■ **Latihan Soal**
a – Jawablah pertanyaan berikut berdasarkan kutipan tentang bulan-bulan haji.
(i) Bulan apa saja yang disebut Abdullah bin Umar sebagai bulan-bulan haji menurut jawaban Nafi’?
(ii) Menurut Muhammad bin Sirin, umrah kapan yang lebih baik?
(iii) Apa jawaban Qasim bin Muhammad ketika ditanya mengenai umrah pada bulan-bulan haji?
b – Lanjutkan kutipan tentang bulan-bulan haji mulai dari kalimat terakhirnya.

■ **Kutipan Pilihan**
::::

Yang demikian itu juga merupakan riwayat dari Ibnu Umar. Ibnu Jarir
meriwayatkan dari Ibnu Umar, ia mengatakan, “Yaitu Syawwal, Dzulqa’dah,
Dzulhijjah.” Dalam tafsirnya, Ibnu Abi Hatim meriwayatkan dari Yunus bin
Abdul A’la, dari Ibnu Wahab dari Ibnu Juraij, ia menceritakan, pernah
kutanyakan kepada Nafi’, “Apakah engkau pernah mendengar Abdullah bin Umar
menyebut bulan-bulan haji?” Ia menjawab, “Ya, Abdullah bin Umar
menyebutnya Syawwal, Dzulqa’dah, dan Dzulhijjah.” Ibnu Juraij mengatakan:
“Hal yang sama juga dikemukakan oleh Ibnu Syihab, Atha’, Jabr bin Abdullah
seorang sahabat Nabi. Sanad ini sahih sampai kepada Ibnu Juraij. Menurut
mazhab Imam Malik, waktu haji itu sampai akhir bulan Dzulhijjah, berarti
waktu itu dikhususkan untuk menunaikan ibadah haji sehingga tidak
diperbolehkan mengerjakan umrah pada sisa hari bulan Dzulhijjah, bukan
berarti haji itu sah dilakukan setelah malam hari Idul Adha.Ibnu Abi Hatim
meriwayatkan, dari Thariq bin Syihab, ia menuturkan, Abdullah bin Umar
mengatakan, “Musim haji itu adalah bulan-bulan yang telah ditentukan, yang
di dalamnya tidak boleh mengerjakan umrah.” Sanad ini adalah sahih. Ibnu
Jarir mengatakan, orang yang berpendapat bahwa bulan-bulan haji itu
Syawwal, Dzulqa’dah dan Dzulhijjah menghendaki bahwa bulan-bulan itu bukan
bulan-bulan umrah, melainkan hanya untuk haji saja, meskipun amalan haji
telah selesai dengan berakhirnya hari-hari di Mina. Sebagaimana dikatakan
Muhammad bin Sirin, “Tidak ada seorang ulama pun meragukan bahwa umrah di
luar bulan-bulan haji itu lebih baik daripada umrah pada bulan-bulan
haji.” Ibnu Aun juga menceritakan, aku pernah bertanya kepada Qasim bin
Muhammad mengenai umrah pada bulan-bulan haji, maka ia pun menjawab,
“Mereka berpendapat bahwa hal itu kurang sempurna.” Sehubungan dengan hal
itu Ibnu Katsir mengatakan: “Telah diriwayatkan dari Umar dan Utsman
radhiallahu ‘anhuma, bahwa keduanya lebih suka mengerjakan umrah di luar
bulan-bulan haji, dan melarang mengerjakannya pada bulan-bulan haji.

::::

■ **Data Terkumpul**
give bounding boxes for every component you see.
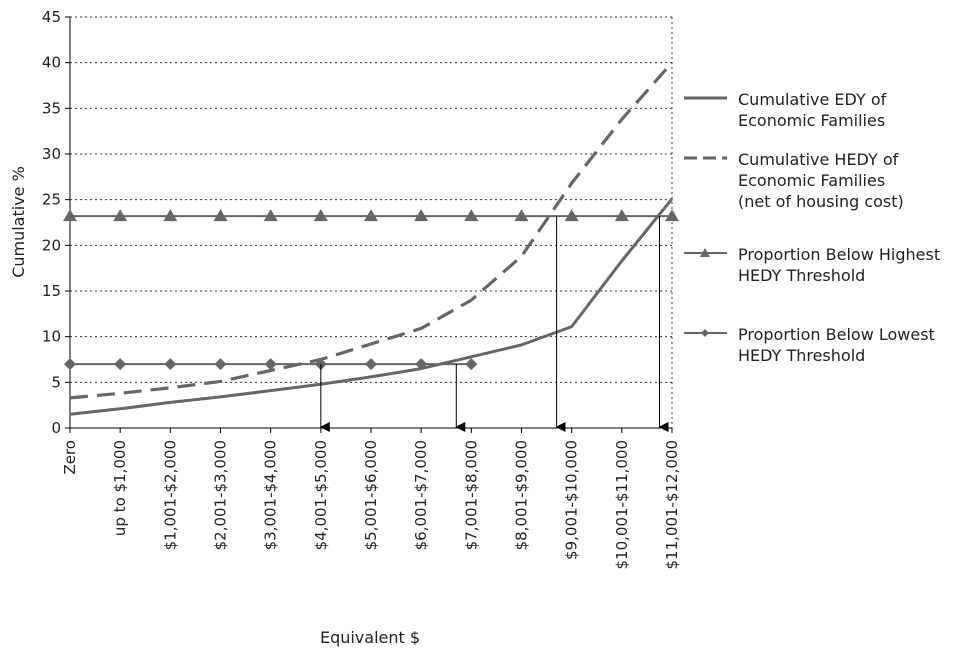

::::

■ **Jawaban Latihan**
a –
(i) Syawwal, Dzulqa’dah, dan Dzulhijjah.
(ii) Umrah di luar bulan-bulan haji lebih baik daripada umrah pada bulan-bulan haji.
(iii) “Mereka berpendapat bahwa hal itu kurang sempurna.”

b –
Firman-Nya (فمن
فرض
فيهن
الحج) maksudnya memastikan ihramnya untuk haji. Hal itu menunjukkan keharusan
berihram untuk haji. Ibnu Jarir mengatakan, “Para ulama sepakat bahwa yang dimaksud dengan fardhu di sini adalah
keharusan dan kepastian.”
Mengenai ayat ini, Ali bin Abi Thalhah meriwayatkan dari Ibnu Abbas, ia
mengatakan, “Barangsiapa mengerjakan ihram untuk haji atau umrah.” Sedangkan
Atha’ mengemukakan, “Yang dimaksud dengan fardhu itu adalah ihram.” Hal
senada juga dikatakan oleh Ibrahim An-Nakha’i, Adh-Dhahhak, dan ulama
lainnya. Masih mengenai ayat tersebut di atas, Ibnu Juraij meriwayatkan dari
Ibnu Abbas, bahwa ia pernah mengatakan, “Tidak selayaknya seseorang
bertalbiah untuk haji dan setelah itu ia tetap tinggal di negeri (luar Tanah
Haram).” Menurut Ibnu Abi Hatim, hal ini diriwayatkan pula dari Ibnu Masud,
Ibnu Abbas, dan Ibnu Zubair. Thawus dan Qasim bin Muhammad mengatakan, “Yang
dimaksud adalah talbiyah.”
Firman-Nya (فلا
رفث) maksudnya, barangsiapa yang berihram untuk haji atau umrah, maka
hendaklah ia menghindari rafats, yaitu hubungan badan. Sebagaimana firman
Allah Ta’ala (أحل
لكم
ليلة
الصيام
الرفث
إلى
نسائكم) artinya: “Dihalalkan bagi kamu pada malam hari bulan puasa bercampur dengan
istri-istrimu.”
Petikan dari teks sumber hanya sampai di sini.